AVAILABLE RECORDS:

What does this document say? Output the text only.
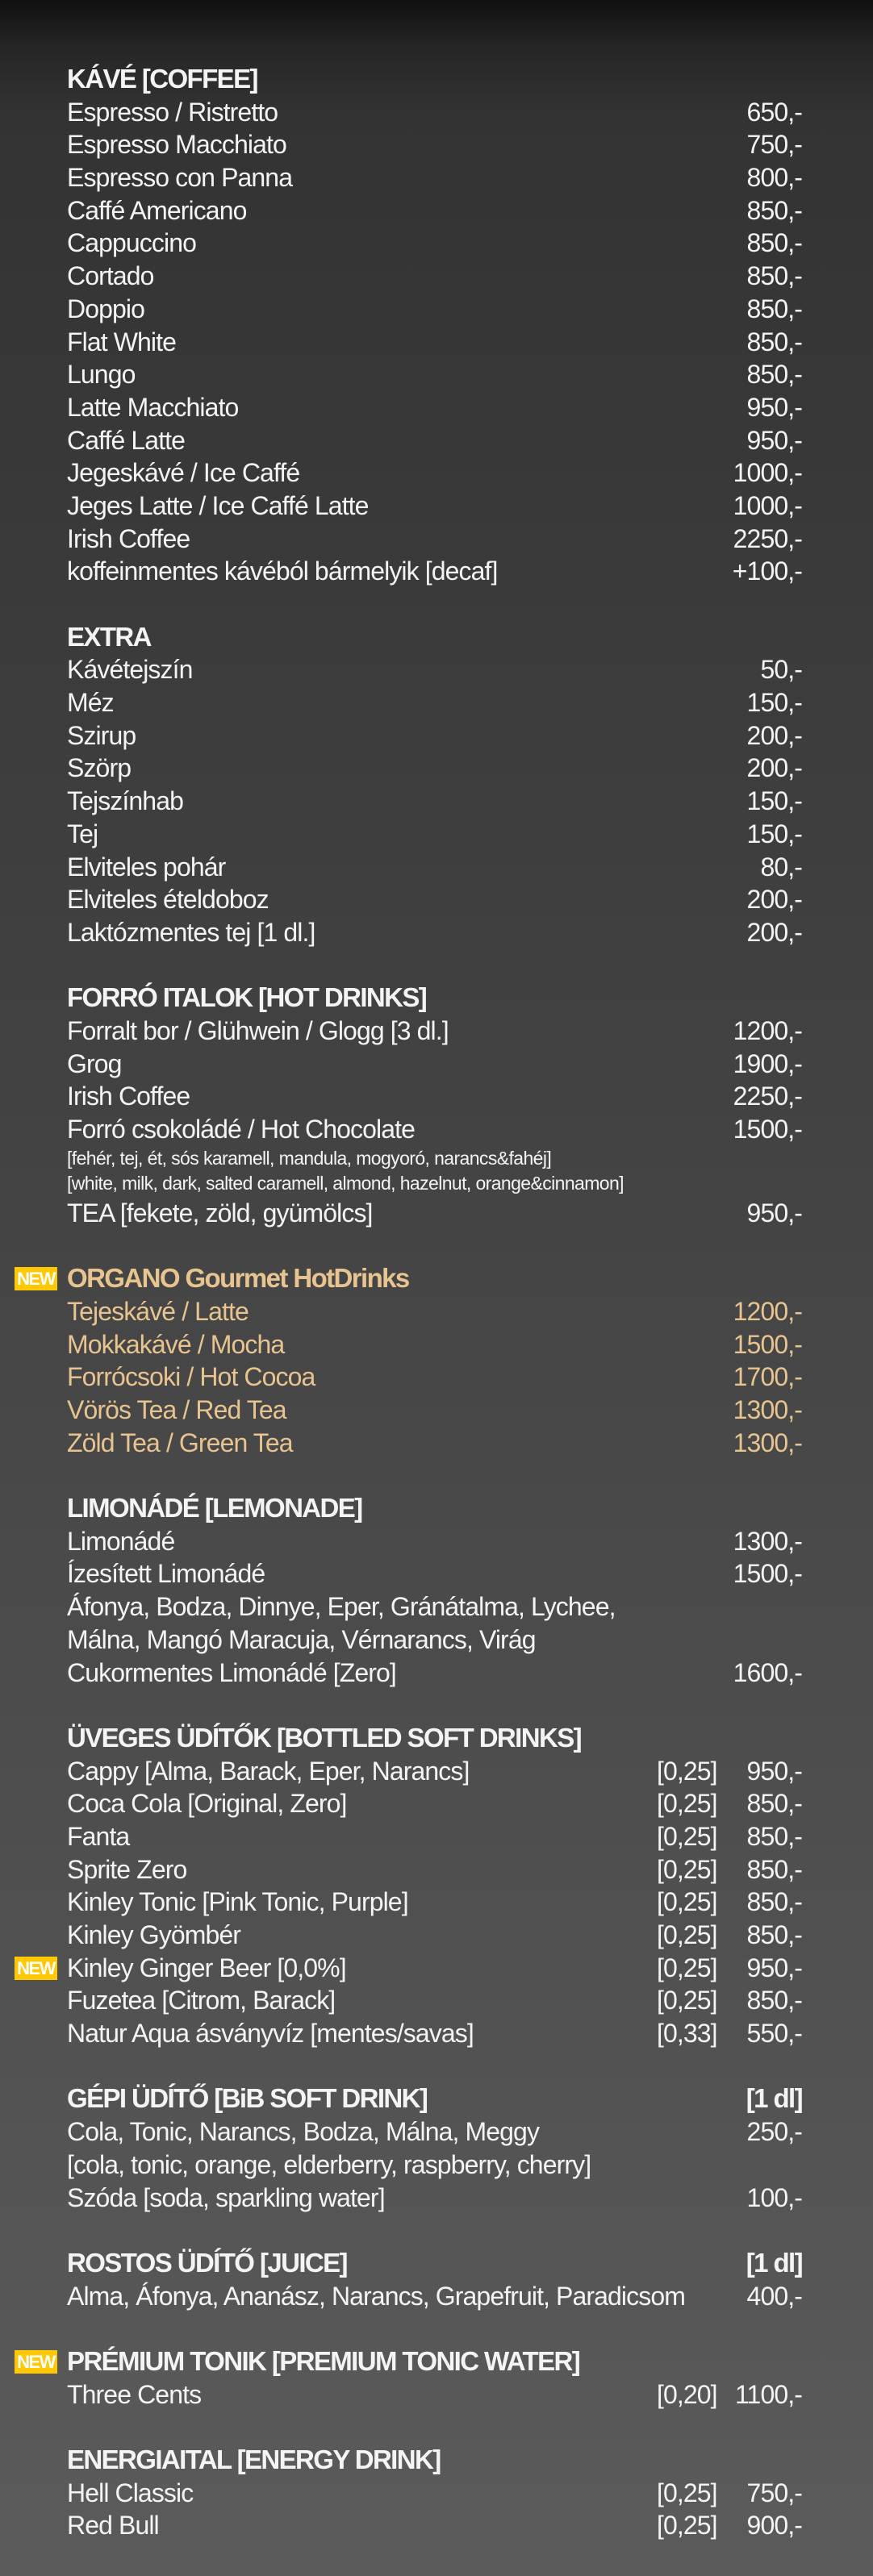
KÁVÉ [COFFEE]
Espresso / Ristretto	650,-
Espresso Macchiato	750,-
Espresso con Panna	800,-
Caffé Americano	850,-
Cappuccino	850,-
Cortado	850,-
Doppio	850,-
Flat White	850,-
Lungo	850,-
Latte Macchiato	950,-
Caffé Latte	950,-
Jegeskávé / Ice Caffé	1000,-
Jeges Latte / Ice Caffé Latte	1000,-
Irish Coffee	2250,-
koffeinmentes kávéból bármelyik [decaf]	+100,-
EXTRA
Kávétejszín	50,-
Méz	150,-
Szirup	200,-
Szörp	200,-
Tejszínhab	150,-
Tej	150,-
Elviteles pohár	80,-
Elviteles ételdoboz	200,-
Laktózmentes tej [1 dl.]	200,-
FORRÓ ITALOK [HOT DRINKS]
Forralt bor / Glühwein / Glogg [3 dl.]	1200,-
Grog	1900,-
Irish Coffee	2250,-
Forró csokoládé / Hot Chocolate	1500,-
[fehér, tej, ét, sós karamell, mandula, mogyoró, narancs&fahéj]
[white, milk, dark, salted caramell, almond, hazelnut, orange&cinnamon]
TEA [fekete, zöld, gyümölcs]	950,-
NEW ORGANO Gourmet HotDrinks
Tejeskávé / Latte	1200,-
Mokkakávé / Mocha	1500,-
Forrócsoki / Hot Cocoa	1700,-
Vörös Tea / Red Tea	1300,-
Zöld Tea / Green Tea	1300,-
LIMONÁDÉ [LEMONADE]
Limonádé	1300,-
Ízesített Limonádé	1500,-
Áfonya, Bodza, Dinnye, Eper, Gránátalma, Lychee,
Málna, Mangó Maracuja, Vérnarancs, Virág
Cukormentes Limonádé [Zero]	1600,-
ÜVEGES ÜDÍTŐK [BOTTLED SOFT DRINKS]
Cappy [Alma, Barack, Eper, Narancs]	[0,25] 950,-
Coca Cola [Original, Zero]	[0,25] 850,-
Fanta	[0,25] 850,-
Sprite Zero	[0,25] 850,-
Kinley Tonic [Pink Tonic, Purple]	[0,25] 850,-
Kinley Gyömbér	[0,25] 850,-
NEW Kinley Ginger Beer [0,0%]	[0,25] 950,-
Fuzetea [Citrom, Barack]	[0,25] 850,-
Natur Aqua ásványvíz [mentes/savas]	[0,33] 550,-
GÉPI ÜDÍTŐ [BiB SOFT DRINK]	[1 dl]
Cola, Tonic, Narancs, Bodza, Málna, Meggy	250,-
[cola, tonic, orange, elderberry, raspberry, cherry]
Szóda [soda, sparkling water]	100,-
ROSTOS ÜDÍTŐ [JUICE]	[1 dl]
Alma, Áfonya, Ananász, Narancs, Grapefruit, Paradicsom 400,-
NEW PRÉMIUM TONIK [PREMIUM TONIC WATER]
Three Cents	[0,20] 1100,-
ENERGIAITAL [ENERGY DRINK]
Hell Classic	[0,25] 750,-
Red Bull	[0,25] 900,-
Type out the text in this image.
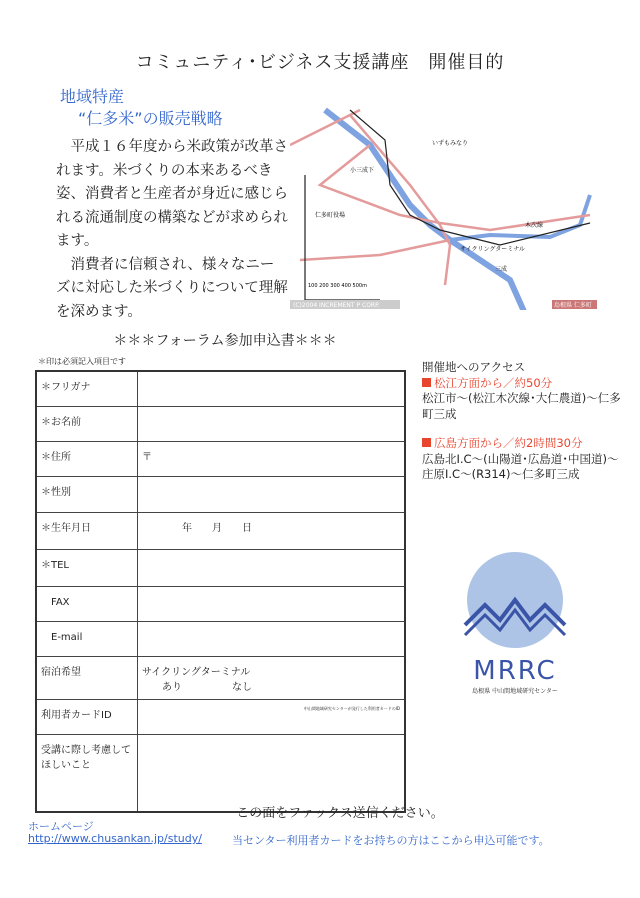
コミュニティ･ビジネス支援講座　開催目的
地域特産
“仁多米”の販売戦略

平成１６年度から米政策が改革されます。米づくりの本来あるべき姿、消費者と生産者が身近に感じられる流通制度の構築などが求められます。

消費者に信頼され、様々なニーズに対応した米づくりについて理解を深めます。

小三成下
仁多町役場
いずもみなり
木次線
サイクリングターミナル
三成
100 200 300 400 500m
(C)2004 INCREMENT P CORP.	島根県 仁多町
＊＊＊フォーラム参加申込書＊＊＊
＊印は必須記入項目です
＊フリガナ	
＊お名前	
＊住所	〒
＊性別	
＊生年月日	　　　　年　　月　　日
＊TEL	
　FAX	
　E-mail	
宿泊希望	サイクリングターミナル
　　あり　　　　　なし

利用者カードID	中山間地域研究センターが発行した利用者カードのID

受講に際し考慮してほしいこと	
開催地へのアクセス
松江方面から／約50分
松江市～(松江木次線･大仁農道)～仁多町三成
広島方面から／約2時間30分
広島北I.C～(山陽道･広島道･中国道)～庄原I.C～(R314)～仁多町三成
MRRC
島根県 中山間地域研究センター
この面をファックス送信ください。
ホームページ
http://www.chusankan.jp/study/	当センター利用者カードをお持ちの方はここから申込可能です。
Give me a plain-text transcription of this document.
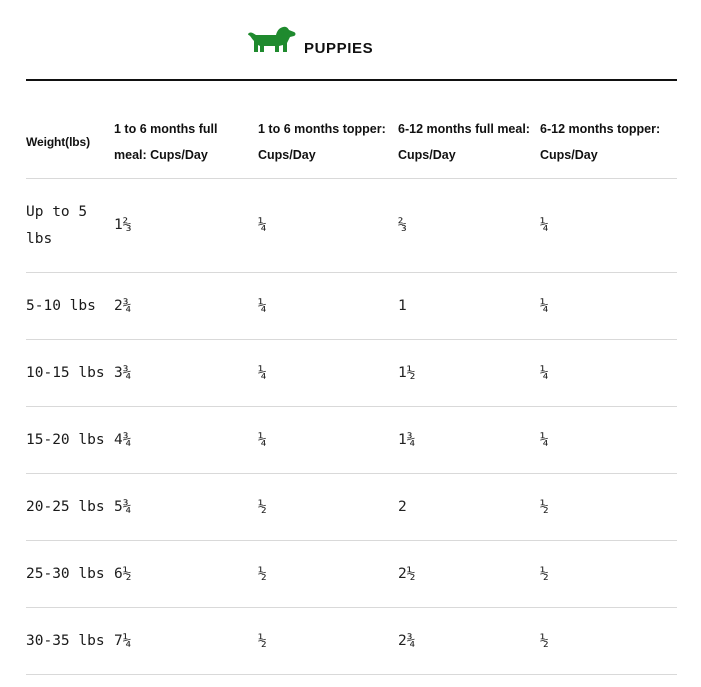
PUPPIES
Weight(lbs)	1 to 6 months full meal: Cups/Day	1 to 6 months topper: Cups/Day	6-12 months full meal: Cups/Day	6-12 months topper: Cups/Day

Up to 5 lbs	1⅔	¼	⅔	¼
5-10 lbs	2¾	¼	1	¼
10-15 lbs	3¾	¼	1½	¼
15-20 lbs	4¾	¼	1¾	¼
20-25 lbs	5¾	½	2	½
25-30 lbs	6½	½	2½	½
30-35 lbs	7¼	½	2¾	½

WHAT IS ASKED: Copy each line of the listing that holds the word "text".

FULL SOLUTION:
What does this document say? Output the text only.
Type out the text in this image.
Give me a plain-text transcription of this document.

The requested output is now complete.